- SHORT EXERCISE
Identify the lines that contain the word "internet", then copy them.

- EXERCISE MATERIALS
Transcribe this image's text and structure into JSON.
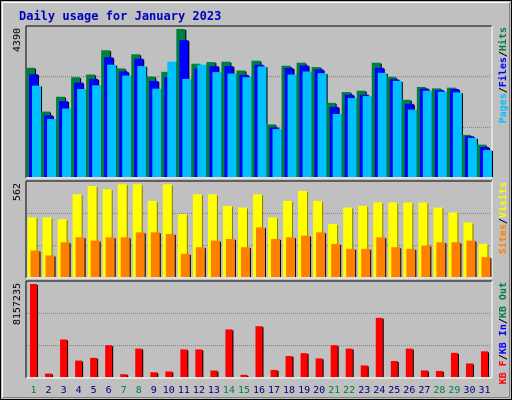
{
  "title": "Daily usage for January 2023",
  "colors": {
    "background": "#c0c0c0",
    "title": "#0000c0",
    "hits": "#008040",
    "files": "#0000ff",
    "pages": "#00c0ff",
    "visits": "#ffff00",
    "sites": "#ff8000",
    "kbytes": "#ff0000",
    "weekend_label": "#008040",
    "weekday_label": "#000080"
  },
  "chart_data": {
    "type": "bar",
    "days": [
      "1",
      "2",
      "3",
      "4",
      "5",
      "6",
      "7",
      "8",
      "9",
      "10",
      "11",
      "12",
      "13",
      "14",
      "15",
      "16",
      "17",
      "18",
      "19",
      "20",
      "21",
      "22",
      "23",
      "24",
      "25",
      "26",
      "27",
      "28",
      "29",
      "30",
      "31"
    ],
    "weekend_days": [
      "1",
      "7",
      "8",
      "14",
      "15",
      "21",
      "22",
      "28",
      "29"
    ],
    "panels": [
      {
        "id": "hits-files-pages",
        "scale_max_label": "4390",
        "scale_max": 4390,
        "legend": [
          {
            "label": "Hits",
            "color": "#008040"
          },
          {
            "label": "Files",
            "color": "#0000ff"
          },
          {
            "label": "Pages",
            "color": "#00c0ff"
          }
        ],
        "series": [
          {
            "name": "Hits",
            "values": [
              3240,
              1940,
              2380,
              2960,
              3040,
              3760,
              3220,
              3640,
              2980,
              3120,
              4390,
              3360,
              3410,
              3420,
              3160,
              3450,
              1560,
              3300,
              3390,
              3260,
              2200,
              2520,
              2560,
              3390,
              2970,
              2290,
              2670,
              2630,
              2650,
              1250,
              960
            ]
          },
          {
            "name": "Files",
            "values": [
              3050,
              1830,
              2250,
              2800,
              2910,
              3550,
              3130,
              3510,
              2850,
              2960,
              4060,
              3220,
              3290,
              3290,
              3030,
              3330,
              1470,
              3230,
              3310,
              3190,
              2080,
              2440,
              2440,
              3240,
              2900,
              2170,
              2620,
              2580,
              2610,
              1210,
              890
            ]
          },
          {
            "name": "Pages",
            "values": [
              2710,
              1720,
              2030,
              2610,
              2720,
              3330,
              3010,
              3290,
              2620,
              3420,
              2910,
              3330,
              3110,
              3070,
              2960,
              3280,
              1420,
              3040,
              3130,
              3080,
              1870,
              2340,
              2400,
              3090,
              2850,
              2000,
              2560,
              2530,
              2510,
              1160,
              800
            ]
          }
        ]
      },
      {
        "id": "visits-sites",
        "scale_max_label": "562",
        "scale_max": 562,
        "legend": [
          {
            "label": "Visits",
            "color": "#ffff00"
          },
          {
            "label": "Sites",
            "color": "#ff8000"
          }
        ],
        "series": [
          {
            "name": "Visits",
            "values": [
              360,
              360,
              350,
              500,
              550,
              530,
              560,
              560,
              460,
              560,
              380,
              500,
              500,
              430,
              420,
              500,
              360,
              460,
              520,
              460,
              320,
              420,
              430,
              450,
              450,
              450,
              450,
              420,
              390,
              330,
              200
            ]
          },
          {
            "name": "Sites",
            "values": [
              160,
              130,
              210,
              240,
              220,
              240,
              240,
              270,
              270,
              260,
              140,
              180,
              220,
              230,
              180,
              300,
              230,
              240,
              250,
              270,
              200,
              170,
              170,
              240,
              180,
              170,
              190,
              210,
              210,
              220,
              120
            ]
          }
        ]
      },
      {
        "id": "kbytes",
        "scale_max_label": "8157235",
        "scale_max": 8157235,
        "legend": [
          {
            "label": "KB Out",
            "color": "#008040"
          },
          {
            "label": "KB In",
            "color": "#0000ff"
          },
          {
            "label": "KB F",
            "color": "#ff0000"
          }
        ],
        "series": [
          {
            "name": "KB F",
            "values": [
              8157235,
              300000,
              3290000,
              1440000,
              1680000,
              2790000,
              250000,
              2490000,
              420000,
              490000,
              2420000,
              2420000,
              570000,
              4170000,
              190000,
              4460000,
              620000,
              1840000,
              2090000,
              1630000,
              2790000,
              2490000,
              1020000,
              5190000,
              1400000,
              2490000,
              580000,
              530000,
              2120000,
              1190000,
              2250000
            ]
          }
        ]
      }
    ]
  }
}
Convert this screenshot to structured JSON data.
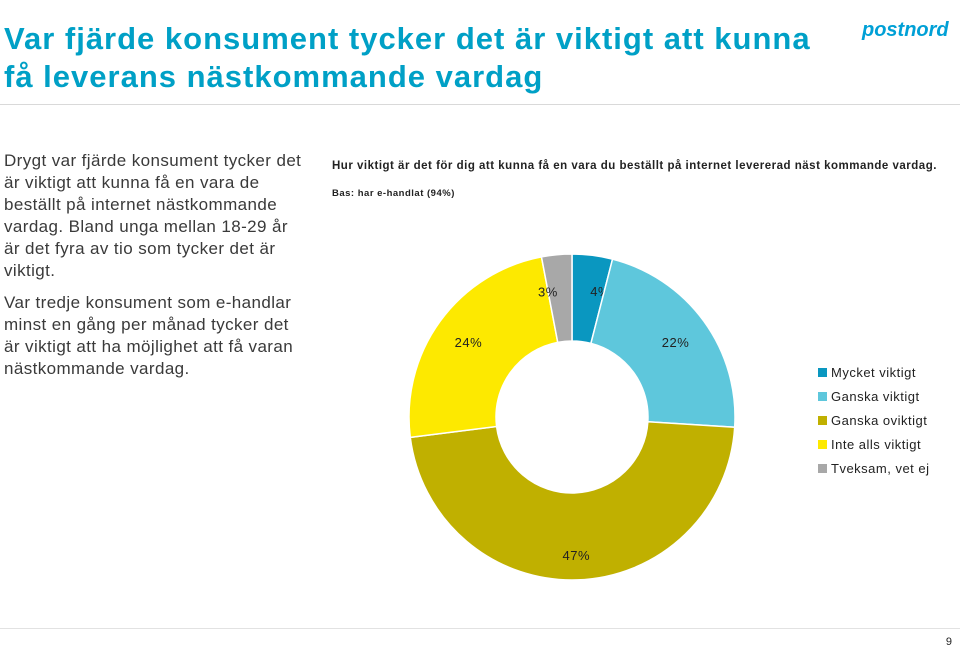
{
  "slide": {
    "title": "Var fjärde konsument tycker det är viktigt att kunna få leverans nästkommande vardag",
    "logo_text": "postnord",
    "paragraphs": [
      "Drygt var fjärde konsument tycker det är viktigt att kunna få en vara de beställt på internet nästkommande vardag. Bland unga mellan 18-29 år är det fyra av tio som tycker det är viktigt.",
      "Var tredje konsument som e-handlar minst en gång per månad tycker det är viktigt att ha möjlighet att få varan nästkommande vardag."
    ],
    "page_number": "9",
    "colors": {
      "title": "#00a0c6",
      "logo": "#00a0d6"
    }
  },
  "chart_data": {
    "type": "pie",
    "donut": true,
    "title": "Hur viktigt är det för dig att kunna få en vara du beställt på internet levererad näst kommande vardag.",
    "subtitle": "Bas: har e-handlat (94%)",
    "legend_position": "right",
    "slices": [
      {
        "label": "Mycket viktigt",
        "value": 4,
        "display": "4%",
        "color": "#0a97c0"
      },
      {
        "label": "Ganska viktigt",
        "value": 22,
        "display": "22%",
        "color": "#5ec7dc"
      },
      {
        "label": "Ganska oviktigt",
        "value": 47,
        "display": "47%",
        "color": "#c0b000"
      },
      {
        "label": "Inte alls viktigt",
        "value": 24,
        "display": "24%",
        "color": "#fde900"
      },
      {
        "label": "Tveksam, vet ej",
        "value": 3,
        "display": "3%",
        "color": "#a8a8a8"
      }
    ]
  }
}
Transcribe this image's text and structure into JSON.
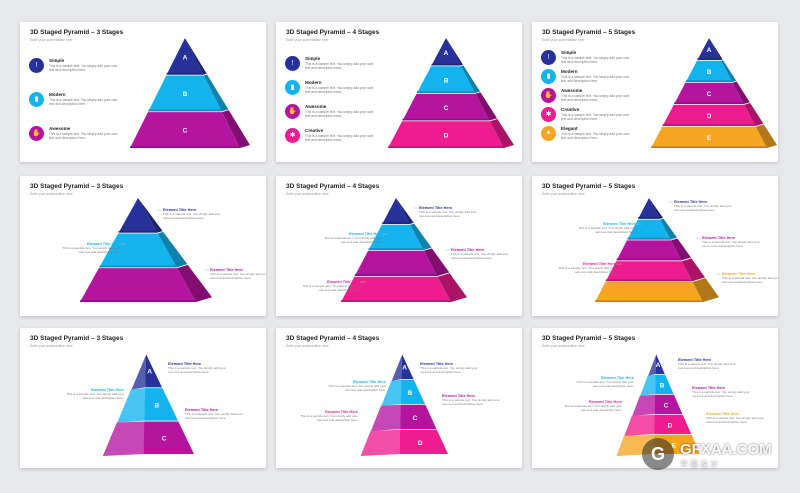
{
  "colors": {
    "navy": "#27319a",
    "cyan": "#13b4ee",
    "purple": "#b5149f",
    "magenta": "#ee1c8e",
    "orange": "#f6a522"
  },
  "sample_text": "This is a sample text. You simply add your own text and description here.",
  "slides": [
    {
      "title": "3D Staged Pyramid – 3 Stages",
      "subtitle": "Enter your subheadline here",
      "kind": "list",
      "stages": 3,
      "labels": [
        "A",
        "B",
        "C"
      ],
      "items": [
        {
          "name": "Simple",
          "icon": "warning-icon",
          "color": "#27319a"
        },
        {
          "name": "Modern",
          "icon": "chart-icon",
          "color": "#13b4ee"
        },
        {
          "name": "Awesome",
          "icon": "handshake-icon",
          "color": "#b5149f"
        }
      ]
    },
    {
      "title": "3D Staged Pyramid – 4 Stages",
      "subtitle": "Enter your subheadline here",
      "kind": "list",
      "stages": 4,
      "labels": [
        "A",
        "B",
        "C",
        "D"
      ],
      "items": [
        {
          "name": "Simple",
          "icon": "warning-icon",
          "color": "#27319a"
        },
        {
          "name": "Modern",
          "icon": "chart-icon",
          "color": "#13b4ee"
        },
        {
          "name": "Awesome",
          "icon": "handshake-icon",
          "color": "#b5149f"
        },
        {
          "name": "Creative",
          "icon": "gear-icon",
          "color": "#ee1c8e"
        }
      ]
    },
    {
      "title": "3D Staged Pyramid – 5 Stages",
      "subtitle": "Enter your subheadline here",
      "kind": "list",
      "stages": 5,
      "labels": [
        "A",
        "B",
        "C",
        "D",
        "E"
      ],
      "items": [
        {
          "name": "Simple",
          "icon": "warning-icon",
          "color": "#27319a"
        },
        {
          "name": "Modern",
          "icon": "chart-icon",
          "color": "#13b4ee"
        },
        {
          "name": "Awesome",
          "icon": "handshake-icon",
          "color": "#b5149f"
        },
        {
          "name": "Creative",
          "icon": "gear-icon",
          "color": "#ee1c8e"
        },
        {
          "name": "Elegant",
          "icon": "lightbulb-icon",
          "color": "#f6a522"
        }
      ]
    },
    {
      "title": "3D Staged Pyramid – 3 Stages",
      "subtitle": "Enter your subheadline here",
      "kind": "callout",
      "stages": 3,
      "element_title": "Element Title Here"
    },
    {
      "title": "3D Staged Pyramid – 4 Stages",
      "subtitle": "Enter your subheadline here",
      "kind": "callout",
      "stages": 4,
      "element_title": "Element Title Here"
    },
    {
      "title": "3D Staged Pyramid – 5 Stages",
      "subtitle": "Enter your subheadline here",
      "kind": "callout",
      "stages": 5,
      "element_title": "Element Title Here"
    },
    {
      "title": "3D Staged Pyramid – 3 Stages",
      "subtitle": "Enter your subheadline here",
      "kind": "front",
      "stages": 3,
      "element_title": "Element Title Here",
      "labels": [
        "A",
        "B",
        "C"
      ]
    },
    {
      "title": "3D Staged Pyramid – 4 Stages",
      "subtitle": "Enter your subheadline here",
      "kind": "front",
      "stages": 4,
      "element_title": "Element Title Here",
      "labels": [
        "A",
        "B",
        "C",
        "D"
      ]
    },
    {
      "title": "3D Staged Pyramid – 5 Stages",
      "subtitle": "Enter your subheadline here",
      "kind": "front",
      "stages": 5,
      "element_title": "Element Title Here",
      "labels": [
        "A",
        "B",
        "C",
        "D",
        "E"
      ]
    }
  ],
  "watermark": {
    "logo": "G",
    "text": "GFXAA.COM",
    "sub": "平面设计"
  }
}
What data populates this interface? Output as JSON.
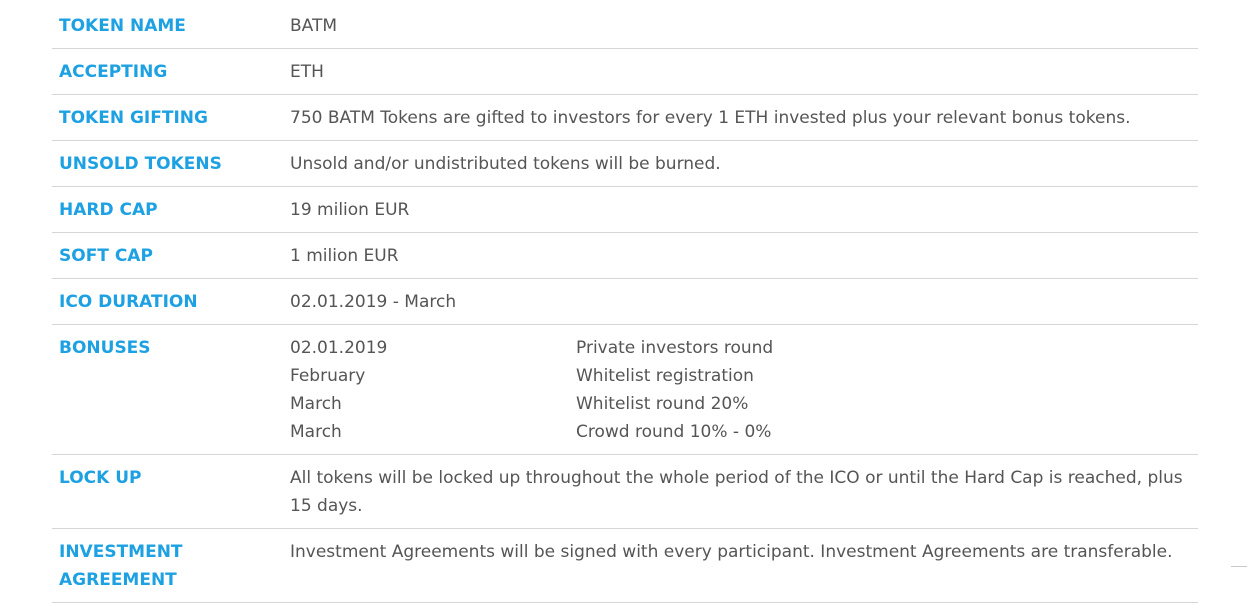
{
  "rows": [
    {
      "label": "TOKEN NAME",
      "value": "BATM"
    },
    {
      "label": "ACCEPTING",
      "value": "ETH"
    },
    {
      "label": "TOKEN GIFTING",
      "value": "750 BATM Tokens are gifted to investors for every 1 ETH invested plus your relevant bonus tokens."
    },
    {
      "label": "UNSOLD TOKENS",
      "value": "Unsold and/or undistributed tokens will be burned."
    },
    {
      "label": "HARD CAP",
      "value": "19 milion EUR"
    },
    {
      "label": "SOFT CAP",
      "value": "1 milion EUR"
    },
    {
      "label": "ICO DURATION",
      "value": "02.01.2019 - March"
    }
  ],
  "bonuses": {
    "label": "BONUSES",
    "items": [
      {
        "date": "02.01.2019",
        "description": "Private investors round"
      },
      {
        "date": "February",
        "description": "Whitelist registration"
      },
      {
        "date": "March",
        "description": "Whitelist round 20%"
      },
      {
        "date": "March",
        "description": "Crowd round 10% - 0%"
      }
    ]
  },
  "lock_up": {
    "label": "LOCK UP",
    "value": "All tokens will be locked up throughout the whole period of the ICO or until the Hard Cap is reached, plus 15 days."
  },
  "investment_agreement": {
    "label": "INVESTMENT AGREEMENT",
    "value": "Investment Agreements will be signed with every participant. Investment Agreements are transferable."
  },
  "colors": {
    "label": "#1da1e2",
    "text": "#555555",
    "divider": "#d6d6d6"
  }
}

- ANSWER TO THIS PROBLEM
      "Drygt var fjärde konsument tycker det är viktigt att kunna få en vara de beställt på internet nästkommande vardag. Bland unga mellan 18-29 år är det fyra av tio som tycker det är viktigt.",
    "title": "Hur viktigt är det för dig att kunna få en vara du beställt på internet levererad näst kommande vardag.",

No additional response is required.